#### Problem requirements:
Every line below is to be copied exactly, with the pictures left out.

#### Data excerpts:
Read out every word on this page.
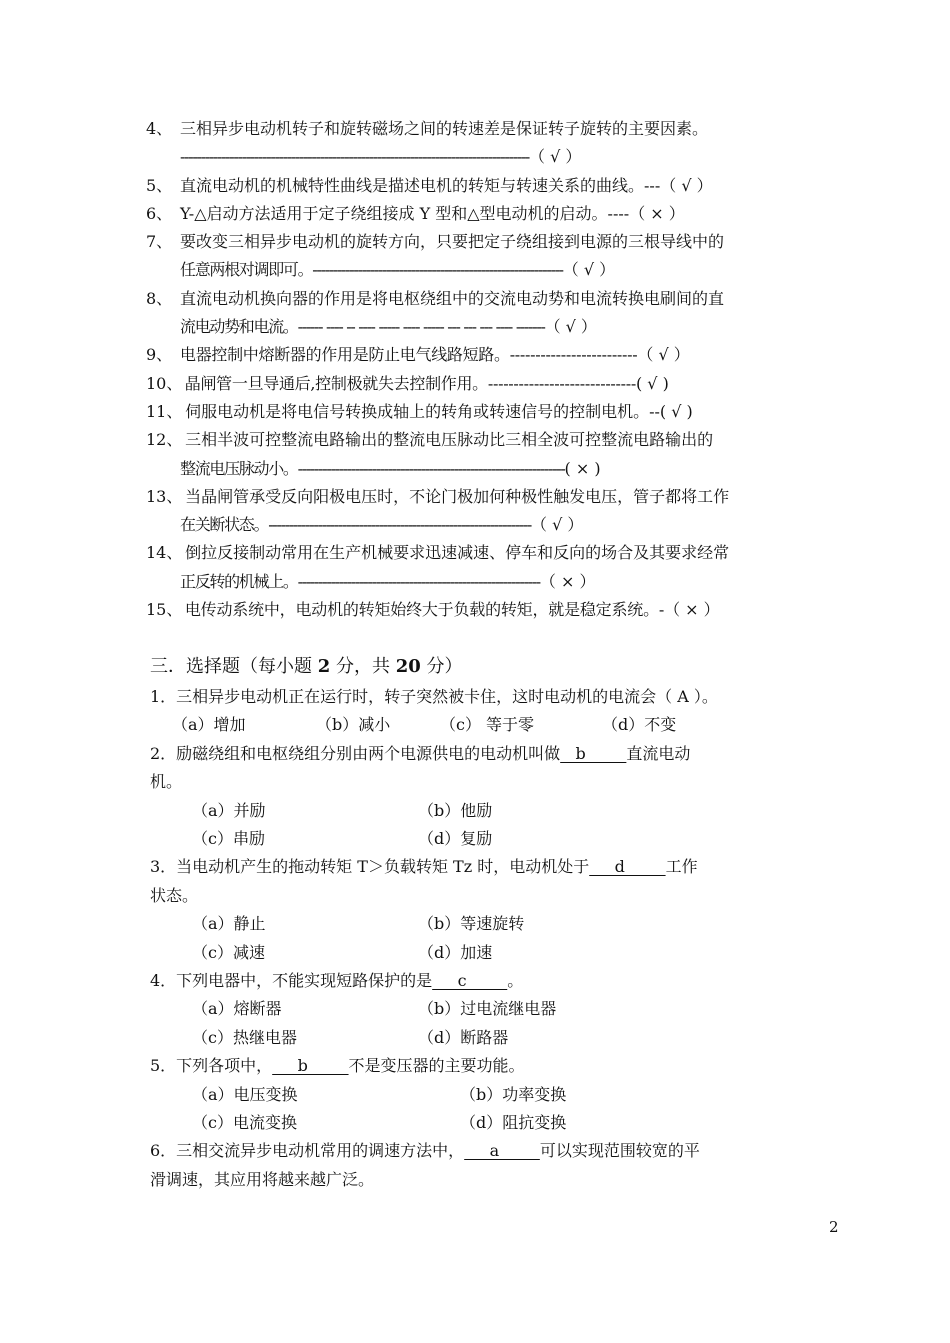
4、 三相异步电动机转子和旋转磁场之间的转速差是保证转子旋转的主要因素。
-------------------------------------------------------------------------------------（ √ ）
5、 直流电动机的机械特性曲线是描述电机的转矩与转速关系的曲线。---（ √ ）
6、 Y-△启动方法适用于定子绕组接成 Y 型和△型电动机的启动。----（ × ）
7、 要改变三相异步电动机的旋转方向，只要把定子绕组接到电源的三根导线中的
任意两根对调即可。-------------------------------------------------------------（ √ ）
8、 直流电动机换向器的作用是将电枢绕组中的交流电动势和电流转换电刷间的直
流电动势和电流。------ ---- -- ---- ----- ---- ----- --- --- --- ---- -------（ √ ）
9、 电器控制中熔断器的作用是防止电气线路短路。-------------------------（ √ ）
10、 晶闸管一旦导通后,控制极就失去控制作用。-----------------------------( √ )
11、 伺服电动机是将电信号转换成轴上的转角或转速信号的控制电机。--( √ )
12、 三相半波可控整流电路输出的整流电压脉动比三相全波可控整流电路输出的
整流电压脉动小。-----------------------------------------------------------------( × )
13、 当晶闸管承受反向阳极电压时，不论门极加何种极性触发电压，管子都将工作
在关断状态。----------------------------------------------------------------（ √ ）
14、 倒拉反接制动常用在生产机械要求迅速减速、停车和反向的场合及其要求经常
正反转的机械上。-----------------------------------------------------------（ × ）
15、 电传动系统中，电动机的转矩始终大于负载的转矩，就是稳定系统。-（ × ）
三．选择题（每小题 2 分，共 20 分）
1．三相异步电动机正在运行时，转子突然被卡住，这时电动机的电流会（ A ）。
（a）增加	（b）减小	（c） 等于零	（d）不变
2．励磁绕组和电枢绕组分别由两个电源供电的电动机叫做   b        直流电动
机。
（a）并励	（b）他励
（c）串励	（d）复励
3．当电动机产生的拖动转矩 T＞负载转矩 Tz 时，电动机处于     d        工作
状态。
（a）静止	（b）等速旋转
（c）减速	（d）加速
4．下列电器中，不能实现短路保护的是     c        。
（a）熔断器	（b）过电流继电器
（c）热继电器	（d）断路器
5．下列各项中，     b        不是变压器的主要功能。
（a）电压变换	（b）功率变换
（c）电流变换	（d）阻抗变换
6．三相交流异步电动机常用的调速方法中，     a        可以实现范围较宽的平
滑调速，其应用将越来越广泛。
2
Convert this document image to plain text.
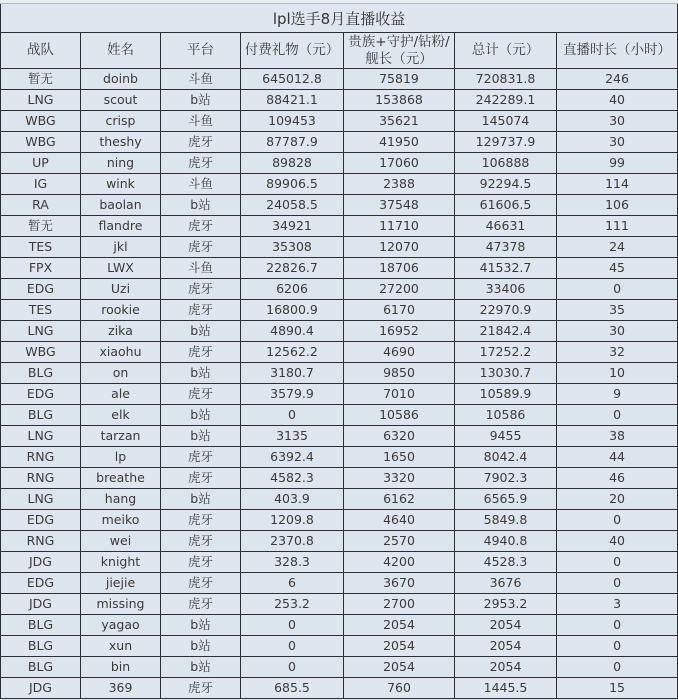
lpl选手8月直播收益						
战队	姓名	平台	付费礼物（元）	贵族+守护/钻粉/舰长（元）	总计（元）	直播时长（小时）
暂无	doinb	斗鱼	645012.8	75819	720831.8	246
LNG	scout	b站	88421.1	153868	242289.1	40
WBG	crisp	斗鱼	109453	35621	145074	30
WBG	theshy	虎牙	87787.9	41950	129737.9	30
UP	ning	虎牙	89828	17060	106888	99
IG	wink	斗鱼	89906.5	2388	92294.5	114
RA	baolan	b站	24058.5	37548	61606.5	106
暂无	flandre	虎牙	34921	11710	46631	111
TES	jkl	虎牙	35308	12070	47378	24
FPX	LWX	斗鱼	22826.7	18706	41532.7	45
EDG	Uzi	虎牙	6206	27200	33406	0
TES	rookie	虎牙	16800.9	6170	22970.9	35
LNG	zika	b站	4890.4	16952	21842.4	30
WBG	xiaohu	虎牙	12562.2	4690	17252.2	32
BLG	on	b站	3180.7	9850	13030.7	10
EDG	ale	虎牙	3579.9	7010	10589.9	9
BLG	elk	b站	0	10586	10586	0
LNG	tarzan	b站	3135	6320	9455	38
RNG	lp	虎牙	6392.4	1650	8042.4	44
RNG	breathe	虎牙	4582.3	3320	7902.3	46
LNG	hang	b站	403.9	6162	6565.9	20
EDG	meiko	虎牙	1209.8	4640	5849.8	0
RNG	wei	虎牙	2370.8	2570	4940.8	40
JDG	knight	虎牙	328.3	4200	4528.3	0
EDG	jiejie	虎牙	6	3670	3676	0
JDG	missing	虎牙	253.2	2700	2953.2	3
BLG	yagao	b站	0	2054	2054	0
BLG	xun	b站	0	2054	2054	0
BLG	bin	b站	0	2054	2054	0
JDG	369	虎牙	685.5	760	1445.5	15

#### Final answer:
Read out every word on this page.
4、 三相异步电动机转子和旋转磁场之间的转速差是保证转子旋转的主要因素。
-------------------------------------------------------------------------------------（ √ ）
5、 直流电动机的机械特性曲线是描述电机的转矩与转速关系的曲线。---（ √ ）
6、 Y-△启动方法适用于定子绕组接成 Y 型和△型电动机的启动。----（ × ）
7、 要改变三相异步电动机的旋转方向，只要把定子绕组接到电源的三根导线中的
任意两根对调即可。-------------------------------------------------------------（ √ ）
8、 直流电动机换向器的作用是将电枢绕组中的交流电动势和电流转换电刷间的直
流电动势和电流。------ ---- -- ---- ----- ---- ----- --- --- --- ---- -------（ √ ）
9、 电器控制中熔断器的作用是防止电气线路短路。-------------------------（ √ ）
10、 晶闸管一旦导通后,控制极就失去控制作用。-----------------------------( √ )
11、 伺服电动机是将电信号转换成轴上的转角或转速信号的控制电机。--( √ )
12、 三相半波可控整流电路输出的整流电压脉动比三相全波可控整流电路输出的
整流电压脉动小。-----------------------------------------------------------------( × )
13、 当晶闸管承受反向阳极电压时，不论门极加何种极性触发电压，管子都将工作
在关断状态。----------------------------------------------------------------（ √ ）
14、 倒拉反接制动常用在生产机械要求迅速减速、停车和反向的场合及其要求经常
正反转的机械上。-----------------------------------------------------------（ × ）
15、 电传动系统中，电动机的转矩始终大于负载的转矩，就是稳定系统。-（ × ）
三．选择题（每小题 2 分，共 20 分）
1．三相异步电动机正在运行时，转子突然被卡住，这时电动机的电流会（ A ）。
（a）增加	（b）减小	（c） 等于零	（d）不变
2．励磁绕组和电枢绕组分别由两个电源供电的电动机叫做   b        直流电动
机。
（a）并励	（b）他励
（c）串励	（d）复励
3．当电动机产生的拖动转矩 T＞负载转矩 Tz 时，电动机处于     d        工作
状态。
（a）静止	（b）等速旋转
（c）减速	（d）加速
4．下列电器中，不能实现短路保护的是     c        。
（a）熔断器	（b）过电流继电器
（c）热继电器	（d）断路器
5．下列各项中，     b        不是变压器的主要功能。
（a）电压变换	（b）功率变换
（c）电流变换	（d）阻抗变换
6．三相交流异步电动机常用的调速方法中，     a        可以实现范围较宽的平
滑调速，其应用将越来越广泛。
2
Convert this document image to plain text.
lpl选手8月直播收益						
战队	姓名	平台	付费礼物（元）	贵族+守护/钻粉/舰长（元）	总计（元）	直播时长（小时）
暂无	doinb	斗鱼	645012.8	75819	720831.8	246
LNG	scout	b站	88421.1	153868	242289.1	40
WBG	crisp	斗鱼	109453	35621	145074	30
WBG	theshy	虎牙	87787.9	41950	129737.9	30
UP	ning	虎牙	89828	17060	106888	99
IG	wink	斗鱼	89906.5	2388	92294.5	114
RA	baolan	b站	24058.5	37548	61606.5	106
暂无	flandre	虎牙	34921	11710	46631	111
TES	jkl	虎牙	35308	12070	47378	24
FPX	LWX	斗鱼	22826.7	18706	41532.7	45
EDG	Uzi	虎牙	6206	27200	33406	0
TES	rookie	虎牙	16800.9	6170	22970.9	35
LNG	zika	b站	4890.4	16952	21842.4	30
WBG	xiaohu	虎牙	12562.2	4690	17252.2	32
BLG	on	b站	3180.7	9850	13030.7	10
EDG	ale	虎牙	3579.9	7010	10589.9	9
BLG	elk	b站	0	10586	10586	0
LNG	tarzan	b站	3135	6320	9455	38
RNG	lp	虎牙	6392.4	1650	8042.4	44
RNG	breathe	虎牙	4582.3	3320	7902.3	46
LNG	hang	b站	403.9	6162	6565.9	20
EDG	meiko	虎牙	1209.8	4640	5849.8	0
RNG	wei	虎牙	2370.8	2570	4940.8	40
JDG	knight	虎牙	328.3	4200	4528.3	0
EDG	jiejie	虎牙	6	3670	3676	0
JDG	missing	虎牙	253.2	2700	2953.2	3
BLG	yagao	b站	0	2054	2054	0
BLG	xun	b站	0	2054	2054	0
BLG	bin	b站	0	2054	2054	0
JDG	369	虎牙	685.5	760	1445.5	15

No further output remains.